* **Problem description**
Wherever the string "content" occurs in a line of these records, report that line.

── Records to use ──

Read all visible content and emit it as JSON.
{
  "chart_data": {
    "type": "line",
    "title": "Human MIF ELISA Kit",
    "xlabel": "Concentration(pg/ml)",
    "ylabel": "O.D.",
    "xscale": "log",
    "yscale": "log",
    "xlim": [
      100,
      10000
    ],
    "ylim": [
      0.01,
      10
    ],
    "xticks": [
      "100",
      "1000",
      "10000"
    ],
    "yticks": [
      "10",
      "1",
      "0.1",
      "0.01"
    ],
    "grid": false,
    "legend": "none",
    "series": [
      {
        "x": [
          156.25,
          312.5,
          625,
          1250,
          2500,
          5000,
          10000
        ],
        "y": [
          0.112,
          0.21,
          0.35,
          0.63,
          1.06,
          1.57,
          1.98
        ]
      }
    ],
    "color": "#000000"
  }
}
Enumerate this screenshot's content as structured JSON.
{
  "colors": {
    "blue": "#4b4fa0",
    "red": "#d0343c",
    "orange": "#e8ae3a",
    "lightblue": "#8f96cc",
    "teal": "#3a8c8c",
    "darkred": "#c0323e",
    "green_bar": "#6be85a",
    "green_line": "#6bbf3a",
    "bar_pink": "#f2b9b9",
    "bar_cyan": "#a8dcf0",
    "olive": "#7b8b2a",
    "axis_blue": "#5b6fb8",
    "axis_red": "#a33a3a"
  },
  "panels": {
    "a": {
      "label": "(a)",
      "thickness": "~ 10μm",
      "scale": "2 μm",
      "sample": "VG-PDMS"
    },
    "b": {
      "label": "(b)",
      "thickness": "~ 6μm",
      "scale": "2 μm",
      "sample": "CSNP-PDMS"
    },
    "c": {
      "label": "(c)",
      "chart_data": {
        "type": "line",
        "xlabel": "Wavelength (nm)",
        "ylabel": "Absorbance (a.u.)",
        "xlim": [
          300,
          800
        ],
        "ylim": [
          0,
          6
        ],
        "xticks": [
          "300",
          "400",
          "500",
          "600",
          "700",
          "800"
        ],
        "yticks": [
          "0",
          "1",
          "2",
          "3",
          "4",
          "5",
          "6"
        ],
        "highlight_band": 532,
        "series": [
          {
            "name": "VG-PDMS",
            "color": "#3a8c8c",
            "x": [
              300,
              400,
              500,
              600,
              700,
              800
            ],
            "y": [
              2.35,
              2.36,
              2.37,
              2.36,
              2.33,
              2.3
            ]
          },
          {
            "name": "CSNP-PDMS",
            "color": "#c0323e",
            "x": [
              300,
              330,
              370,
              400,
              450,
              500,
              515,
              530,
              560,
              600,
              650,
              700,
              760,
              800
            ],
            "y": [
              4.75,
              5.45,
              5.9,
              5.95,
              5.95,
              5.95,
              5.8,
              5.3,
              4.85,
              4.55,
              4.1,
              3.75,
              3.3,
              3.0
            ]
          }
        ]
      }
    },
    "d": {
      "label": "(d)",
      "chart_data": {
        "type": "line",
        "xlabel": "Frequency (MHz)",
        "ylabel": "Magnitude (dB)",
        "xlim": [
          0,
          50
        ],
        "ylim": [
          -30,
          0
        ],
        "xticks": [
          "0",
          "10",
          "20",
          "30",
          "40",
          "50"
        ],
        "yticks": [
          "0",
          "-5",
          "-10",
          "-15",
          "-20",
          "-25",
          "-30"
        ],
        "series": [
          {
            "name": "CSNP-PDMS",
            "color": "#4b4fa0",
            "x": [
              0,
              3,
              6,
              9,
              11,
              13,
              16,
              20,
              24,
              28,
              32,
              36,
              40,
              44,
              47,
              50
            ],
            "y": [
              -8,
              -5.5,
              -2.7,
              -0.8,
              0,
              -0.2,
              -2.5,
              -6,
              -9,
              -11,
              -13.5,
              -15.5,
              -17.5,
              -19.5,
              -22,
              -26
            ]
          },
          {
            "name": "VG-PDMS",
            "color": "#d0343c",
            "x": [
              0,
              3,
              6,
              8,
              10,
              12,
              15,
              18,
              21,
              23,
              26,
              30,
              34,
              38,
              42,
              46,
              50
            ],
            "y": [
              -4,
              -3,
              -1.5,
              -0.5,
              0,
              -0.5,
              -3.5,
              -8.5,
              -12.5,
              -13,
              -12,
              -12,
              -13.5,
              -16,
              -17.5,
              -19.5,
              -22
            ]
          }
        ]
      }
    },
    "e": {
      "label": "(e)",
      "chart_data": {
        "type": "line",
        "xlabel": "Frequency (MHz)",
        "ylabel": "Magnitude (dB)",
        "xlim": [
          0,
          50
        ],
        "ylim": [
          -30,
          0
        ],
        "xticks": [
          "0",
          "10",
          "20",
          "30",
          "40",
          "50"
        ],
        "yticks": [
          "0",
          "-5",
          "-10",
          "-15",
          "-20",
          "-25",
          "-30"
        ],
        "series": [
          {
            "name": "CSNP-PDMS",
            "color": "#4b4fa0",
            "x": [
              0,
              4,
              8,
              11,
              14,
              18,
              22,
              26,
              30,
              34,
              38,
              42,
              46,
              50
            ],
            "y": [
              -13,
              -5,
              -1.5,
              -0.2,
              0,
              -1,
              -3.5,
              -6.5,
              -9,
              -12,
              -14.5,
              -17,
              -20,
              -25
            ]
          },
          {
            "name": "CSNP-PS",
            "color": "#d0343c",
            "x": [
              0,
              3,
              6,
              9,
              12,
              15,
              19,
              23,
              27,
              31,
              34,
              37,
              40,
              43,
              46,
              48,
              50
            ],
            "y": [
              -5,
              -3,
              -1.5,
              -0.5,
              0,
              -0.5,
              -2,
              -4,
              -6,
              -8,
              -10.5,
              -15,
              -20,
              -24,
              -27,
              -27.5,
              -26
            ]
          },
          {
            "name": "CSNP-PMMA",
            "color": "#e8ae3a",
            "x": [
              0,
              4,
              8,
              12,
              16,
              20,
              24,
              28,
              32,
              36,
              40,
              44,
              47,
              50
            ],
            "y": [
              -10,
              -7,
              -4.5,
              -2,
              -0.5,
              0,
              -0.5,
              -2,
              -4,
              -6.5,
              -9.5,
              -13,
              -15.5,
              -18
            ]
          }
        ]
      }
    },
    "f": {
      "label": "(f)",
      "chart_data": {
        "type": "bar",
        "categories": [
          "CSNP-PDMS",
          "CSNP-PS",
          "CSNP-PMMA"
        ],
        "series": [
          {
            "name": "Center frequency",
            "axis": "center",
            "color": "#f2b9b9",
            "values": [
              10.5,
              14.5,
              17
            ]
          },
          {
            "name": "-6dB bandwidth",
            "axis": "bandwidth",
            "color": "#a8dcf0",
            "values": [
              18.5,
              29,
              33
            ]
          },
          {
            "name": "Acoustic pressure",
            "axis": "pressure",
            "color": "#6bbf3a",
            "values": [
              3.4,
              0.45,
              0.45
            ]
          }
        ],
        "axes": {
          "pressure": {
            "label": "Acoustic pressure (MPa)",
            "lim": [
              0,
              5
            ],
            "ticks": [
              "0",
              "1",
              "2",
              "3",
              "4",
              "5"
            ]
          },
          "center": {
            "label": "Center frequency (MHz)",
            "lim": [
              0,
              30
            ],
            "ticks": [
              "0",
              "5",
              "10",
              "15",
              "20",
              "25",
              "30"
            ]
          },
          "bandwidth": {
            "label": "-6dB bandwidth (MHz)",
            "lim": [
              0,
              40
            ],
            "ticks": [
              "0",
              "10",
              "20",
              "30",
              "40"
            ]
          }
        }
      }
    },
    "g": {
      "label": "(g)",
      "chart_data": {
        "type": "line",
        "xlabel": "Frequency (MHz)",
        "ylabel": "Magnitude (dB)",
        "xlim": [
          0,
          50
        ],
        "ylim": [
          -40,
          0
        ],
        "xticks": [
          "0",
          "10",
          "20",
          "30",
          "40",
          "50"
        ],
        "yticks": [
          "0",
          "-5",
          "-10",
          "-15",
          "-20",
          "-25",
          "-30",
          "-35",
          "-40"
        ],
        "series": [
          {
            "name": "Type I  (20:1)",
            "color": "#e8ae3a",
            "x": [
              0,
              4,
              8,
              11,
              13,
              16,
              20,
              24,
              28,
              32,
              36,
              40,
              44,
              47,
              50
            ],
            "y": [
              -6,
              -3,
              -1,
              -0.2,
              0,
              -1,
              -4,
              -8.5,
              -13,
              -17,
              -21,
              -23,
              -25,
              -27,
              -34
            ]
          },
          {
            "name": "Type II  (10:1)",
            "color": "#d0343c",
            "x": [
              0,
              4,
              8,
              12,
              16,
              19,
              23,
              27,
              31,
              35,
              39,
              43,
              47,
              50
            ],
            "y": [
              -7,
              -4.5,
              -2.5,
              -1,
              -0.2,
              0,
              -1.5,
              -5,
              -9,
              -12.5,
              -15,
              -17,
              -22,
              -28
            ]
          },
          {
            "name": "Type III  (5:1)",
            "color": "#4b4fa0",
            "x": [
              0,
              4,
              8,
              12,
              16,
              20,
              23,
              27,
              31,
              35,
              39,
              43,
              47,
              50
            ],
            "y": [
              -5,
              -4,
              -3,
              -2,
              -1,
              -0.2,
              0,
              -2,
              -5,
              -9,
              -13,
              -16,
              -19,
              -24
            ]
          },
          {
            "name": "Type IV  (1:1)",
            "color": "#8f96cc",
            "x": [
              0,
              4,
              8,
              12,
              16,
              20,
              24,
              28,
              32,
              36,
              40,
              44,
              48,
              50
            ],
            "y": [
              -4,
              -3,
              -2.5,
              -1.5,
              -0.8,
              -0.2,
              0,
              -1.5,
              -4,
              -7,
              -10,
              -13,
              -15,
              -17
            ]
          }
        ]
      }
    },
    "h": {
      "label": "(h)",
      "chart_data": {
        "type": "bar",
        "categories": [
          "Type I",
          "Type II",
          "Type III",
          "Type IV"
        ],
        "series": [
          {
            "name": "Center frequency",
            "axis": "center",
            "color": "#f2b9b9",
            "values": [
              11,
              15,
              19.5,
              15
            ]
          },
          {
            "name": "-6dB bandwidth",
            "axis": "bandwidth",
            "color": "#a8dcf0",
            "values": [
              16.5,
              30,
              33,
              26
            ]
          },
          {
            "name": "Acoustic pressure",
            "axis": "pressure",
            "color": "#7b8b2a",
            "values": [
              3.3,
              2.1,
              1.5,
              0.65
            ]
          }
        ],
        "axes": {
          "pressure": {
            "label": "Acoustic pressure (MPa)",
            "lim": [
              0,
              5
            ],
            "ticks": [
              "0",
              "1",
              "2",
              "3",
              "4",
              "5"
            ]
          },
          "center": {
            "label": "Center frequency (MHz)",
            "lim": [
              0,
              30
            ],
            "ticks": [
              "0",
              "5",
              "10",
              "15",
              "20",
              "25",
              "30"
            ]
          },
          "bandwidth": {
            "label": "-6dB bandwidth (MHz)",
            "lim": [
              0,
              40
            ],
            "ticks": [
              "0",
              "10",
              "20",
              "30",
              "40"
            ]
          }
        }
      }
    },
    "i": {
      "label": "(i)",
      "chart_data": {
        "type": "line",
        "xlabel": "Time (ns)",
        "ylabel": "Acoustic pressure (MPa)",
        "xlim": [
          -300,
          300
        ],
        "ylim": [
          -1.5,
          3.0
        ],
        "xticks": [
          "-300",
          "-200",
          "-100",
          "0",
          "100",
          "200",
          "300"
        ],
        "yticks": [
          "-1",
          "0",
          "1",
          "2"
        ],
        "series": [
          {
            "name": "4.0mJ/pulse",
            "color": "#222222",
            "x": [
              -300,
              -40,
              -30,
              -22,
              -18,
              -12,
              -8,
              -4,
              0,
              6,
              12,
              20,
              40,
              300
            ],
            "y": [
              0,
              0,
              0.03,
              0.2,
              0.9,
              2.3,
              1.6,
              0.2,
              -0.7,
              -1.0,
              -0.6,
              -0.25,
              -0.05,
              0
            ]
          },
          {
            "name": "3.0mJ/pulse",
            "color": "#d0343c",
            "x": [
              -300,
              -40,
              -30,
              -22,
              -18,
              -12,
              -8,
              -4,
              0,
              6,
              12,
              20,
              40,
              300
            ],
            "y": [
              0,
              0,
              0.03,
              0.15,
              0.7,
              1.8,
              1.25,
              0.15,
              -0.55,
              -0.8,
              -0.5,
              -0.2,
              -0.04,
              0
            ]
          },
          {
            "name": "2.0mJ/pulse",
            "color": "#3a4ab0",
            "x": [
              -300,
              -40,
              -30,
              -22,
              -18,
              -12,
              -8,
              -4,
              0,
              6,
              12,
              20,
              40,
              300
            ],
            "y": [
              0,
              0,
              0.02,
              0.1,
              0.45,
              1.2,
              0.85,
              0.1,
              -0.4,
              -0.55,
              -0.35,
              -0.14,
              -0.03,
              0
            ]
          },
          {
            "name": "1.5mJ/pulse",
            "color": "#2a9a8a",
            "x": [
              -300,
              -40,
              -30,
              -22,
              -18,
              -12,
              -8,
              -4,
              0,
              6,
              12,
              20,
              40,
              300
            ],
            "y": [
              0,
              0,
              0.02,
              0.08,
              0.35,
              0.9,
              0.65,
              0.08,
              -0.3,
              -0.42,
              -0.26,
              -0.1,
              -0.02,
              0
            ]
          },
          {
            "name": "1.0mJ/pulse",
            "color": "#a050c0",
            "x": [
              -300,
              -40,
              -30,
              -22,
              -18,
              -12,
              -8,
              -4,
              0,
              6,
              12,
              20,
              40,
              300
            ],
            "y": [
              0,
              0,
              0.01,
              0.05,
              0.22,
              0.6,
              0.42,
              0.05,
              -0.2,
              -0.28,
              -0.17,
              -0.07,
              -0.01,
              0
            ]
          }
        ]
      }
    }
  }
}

───

* **Response to the exercise**
Read all visible content and emit it as JSON.
Enumerate this screenshot's content as structured JSON.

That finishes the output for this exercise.